(Collected data entries)
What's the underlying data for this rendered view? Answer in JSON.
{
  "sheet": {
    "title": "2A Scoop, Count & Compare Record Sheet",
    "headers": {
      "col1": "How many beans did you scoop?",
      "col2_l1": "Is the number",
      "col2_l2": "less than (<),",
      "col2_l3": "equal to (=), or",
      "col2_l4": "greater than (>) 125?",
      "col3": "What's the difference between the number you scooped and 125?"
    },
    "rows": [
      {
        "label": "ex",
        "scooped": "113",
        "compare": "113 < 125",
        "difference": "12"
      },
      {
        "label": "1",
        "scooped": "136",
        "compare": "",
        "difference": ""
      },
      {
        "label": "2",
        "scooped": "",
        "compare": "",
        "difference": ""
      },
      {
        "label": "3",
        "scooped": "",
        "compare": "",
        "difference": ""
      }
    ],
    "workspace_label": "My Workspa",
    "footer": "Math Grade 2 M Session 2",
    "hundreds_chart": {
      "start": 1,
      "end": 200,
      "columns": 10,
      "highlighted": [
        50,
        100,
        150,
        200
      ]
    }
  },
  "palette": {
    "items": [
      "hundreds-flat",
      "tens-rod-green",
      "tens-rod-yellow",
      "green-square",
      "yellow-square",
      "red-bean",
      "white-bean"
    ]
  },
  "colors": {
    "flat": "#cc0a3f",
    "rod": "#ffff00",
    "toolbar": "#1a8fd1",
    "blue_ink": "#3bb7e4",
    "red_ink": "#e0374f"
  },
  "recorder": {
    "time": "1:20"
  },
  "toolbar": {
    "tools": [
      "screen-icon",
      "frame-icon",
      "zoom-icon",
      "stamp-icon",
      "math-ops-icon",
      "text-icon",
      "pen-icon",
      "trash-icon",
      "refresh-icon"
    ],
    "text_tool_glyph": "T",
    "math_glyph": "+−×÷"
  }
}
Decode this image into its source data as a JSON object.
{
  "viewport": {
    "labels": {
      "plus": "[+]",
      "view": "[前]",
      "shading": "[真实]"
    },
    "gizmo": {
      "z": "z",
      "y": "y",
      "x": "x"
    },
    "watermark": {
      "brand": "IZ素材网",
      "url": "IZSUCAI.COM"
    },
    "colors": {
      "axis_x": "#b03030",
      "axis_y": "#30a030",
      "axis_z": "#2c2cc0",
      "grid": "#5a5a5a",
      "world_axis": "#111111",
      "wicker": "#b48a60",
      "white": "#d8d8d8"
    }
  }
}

...

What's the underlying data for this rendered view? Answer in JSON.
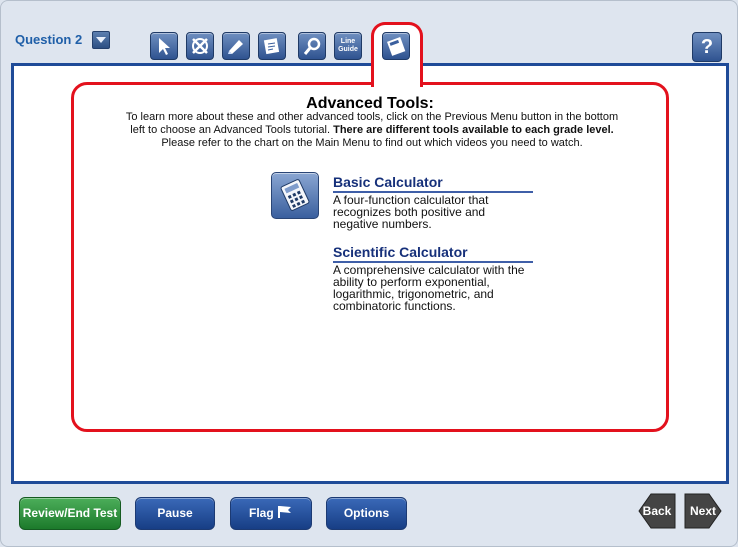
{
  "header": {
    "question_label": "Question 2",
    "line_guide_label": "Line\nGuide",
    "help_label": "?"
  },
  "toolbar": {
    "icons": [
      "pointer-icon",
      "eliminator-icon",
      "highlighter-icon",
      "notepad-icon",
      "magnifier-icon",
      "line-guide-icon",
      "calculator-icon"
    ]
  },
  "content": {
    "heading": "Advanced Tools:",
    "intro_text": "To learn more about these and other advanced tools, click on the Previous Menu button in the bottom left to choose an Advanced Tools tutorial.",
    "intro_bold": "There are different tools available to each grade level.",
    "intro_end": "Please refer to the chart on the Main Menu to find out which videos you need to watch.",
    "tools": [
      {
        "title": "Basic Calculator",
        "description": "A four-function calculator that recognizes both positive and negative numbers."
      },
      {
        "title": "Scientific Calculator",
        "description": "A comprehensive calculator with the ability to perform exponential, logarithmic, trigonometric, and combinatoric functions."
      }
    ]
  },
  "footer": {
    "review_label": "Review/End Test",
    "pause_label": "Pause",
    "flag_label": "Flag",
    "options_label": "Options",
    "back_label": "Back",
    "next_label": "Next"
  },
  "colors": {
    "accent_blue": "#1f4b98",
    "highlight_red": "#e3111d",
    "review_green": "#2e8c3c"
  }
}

* * *

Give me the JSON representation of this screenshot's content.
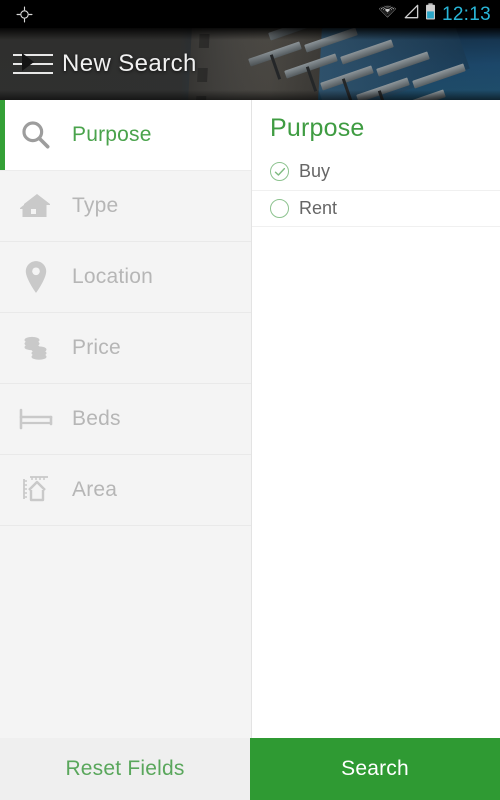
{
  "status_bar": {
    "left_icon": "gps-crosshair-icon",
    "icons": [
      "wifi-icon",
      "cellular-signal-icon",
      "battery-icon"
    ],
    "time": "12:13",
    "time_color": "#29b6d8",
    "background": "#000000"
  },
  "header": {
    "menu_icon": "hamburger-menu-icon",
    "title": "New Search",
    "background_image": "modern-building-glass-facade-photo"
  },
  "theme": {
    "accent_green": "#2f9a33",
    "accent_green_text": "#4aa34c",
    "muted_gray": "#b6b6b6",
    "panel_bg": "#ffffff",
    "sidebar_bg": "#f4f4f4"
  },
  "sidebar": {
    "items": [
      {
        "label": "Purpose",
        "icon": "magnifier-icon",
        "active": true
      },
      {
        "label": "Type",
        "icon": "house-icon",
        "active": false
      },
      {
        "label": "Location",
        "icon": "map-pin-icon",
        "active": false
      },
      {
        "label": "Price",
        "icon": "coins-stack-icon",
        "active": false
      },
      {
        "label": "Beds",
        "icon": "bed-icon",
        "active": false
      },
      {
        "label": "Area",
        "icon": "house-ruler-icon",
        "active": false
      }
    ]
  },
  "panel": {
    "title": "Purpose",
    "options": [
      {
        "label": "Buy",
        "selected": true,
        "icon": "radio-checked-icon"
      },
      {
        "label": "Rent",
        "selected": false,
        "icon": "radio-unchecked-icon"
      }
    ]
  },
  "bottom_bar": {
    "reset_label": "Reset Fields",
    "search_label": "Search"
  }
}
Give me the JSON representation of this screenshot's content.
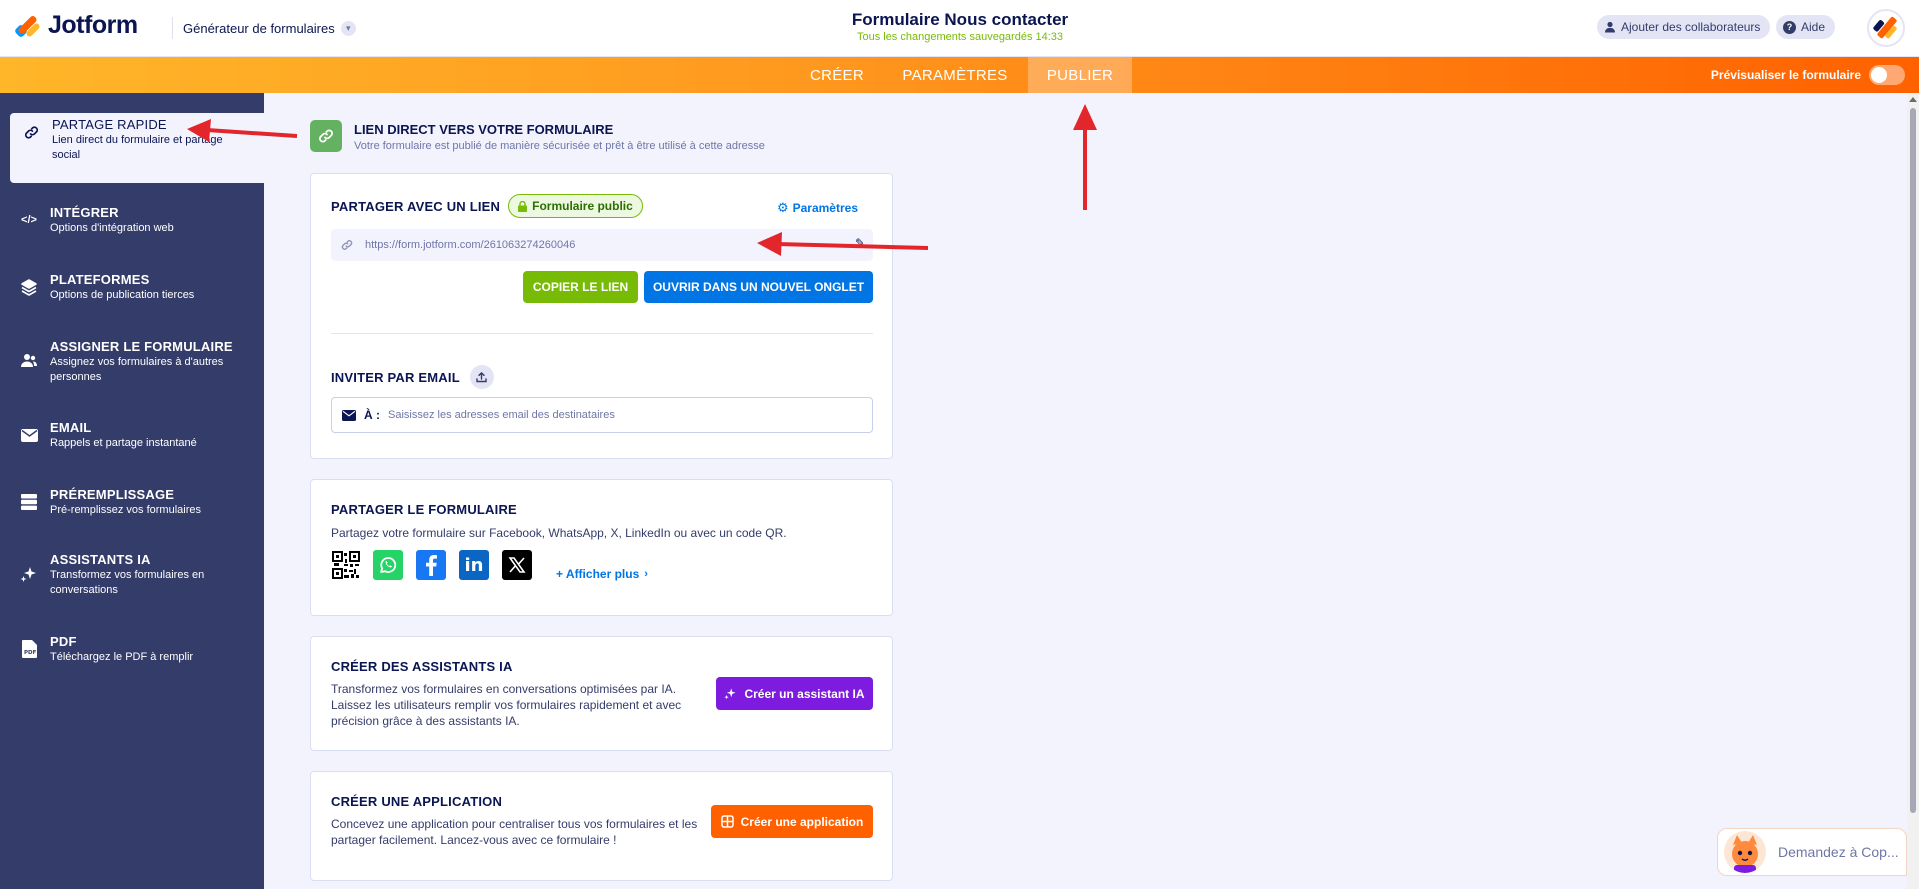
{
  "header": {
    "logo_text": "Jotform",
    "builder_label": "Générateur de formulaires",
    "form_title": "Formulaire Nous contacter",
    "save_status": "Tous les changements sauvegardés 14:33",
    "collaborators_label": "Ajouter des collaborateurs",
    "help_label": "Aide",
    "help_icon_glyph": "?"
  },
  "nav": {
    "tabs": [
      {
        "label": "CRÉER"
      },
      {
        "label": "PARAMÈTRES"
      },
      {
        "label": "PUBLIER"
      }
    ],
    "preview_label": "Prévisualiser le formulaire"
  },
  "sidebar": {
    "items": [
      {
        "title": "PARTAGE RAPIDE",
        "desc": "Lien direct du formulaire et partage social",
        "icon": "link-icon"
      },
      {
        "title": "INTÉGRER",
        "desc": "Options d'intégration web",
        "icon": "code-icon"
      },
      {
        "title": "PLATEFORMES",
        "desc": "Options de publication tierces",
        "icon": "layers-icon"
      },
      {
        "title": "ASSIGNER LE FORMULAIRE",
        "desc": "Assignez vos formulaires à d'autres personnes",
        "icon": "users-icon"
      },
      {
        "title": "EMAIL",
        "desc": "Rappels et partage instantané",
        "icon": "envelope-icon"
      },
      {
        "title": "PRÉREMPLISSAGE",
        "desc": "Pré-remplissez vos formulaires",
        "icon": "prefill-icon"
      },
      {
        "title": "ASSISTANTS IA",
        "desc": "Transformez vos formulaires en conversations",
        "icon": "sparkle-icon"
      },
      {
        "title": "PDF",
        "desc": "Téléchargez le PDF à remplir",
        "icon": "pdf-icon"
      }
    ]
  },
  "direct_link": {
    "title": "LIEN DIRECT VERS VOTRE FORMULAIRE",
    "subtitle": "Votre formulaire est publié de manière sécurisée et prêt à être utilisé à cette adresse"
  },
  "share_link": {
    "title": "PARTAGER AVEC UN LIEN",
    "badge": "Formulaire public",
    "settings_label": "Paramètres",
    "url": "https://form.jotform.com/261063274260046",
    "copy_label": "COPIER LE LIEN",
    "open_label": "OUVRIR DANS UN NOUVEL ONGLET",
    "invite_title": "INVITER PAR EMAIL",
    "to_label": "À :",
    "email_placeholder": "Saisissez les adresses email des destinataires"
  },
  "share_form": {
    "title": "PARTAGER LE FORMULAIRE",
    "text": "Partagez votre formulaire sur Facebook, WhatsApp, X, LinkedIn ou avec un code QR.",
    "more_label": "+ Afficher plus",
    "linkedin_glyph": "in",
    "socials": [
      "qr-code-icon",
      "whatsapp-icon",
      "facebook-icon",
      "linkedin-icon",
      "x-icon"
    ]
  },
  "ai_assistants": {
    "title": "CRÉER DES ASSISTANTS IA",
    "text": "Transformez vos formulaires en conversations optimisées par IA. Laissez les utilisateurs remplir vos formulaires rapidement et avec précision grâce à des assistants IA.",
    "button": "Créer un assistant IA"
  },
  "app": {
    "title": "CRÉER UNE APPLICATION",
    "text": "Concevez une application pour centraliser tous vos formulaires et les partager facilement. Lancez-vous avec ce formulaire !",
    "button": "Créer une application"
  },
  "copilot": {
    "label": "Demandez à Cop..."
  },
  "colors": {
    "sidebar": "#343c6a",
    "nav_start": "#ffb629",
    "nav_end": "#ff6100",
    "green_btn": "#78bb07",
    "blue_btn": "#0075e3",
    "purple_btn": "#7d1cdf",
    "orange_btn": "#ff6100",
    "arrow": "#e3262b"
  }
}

• _Given exercise_
Go through the records and copy each line with "than" in it.

• _Response to this task_
      "col2_l2": "less than (<),",
      "col2_l4": "greater than (>) 125?",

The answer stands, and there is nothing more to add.